TO DO.
Copy each line of the entries beneath that contains the word "JSON".

RECORD SET.
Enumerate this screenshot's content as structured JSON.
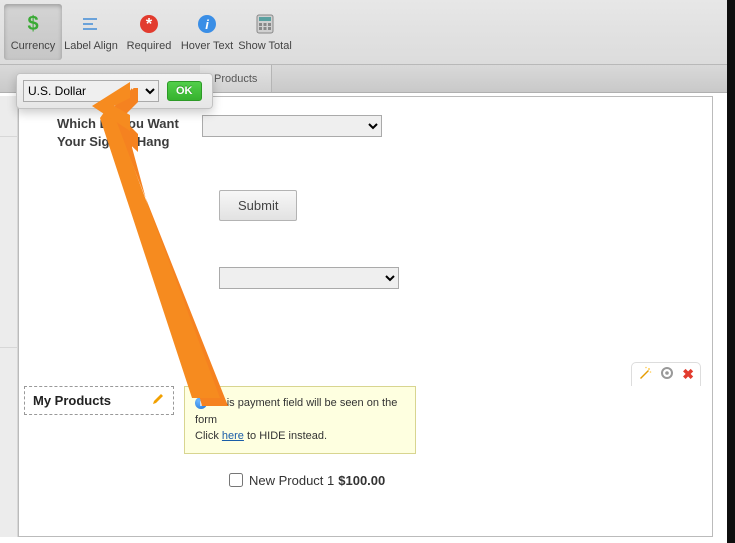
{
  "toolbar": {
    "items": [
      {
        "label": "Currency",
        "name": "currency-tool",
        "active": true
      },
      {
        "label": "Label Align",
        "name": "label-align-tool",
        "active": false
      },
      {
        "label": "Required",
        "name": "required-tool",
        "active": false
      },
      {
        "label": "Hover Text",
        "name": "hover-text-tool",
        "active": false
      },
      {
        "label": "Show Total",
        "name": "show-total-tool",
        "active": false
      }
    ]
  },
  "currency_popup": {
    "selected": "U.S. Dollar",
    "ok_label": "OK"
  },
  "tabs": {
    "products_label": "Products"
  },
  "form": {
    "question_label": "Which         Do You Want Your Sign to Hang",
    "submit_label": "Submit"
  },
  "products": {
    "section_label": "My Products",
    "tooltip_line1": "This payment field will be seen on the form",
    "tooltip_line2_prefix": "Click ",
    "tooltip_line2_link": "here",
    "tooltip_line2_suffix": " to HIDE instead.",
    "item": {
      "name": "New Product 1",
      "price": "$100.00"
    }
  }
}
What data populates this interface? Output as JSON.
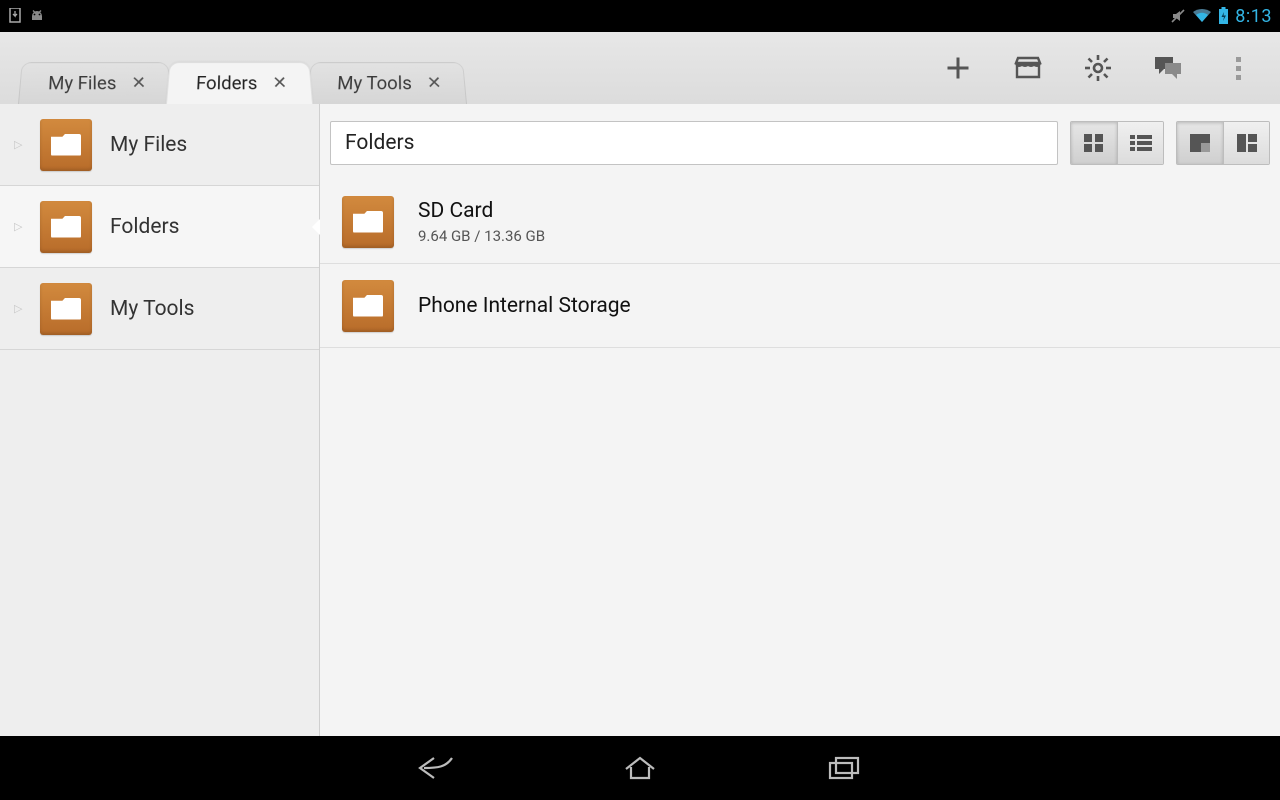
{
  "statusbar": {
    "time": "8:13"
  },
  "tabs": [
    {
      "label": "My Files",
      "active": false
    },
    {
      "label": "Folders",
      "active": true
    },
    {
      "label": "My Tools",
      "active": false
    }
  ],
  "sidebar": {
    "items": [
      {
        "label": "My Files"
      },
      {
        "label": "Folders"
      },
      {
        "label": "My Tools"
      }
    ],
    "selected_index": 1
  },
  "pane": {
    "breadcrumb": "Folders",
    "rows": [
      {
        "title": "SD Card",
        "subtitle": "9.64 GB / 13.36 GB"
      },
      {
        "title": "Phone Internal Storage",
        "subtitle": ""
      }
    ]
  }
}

RESULT OF THE EXERCISE.
Enumerate this screenshot's content as structured JSON.
What data populates this interface? Output as JSON.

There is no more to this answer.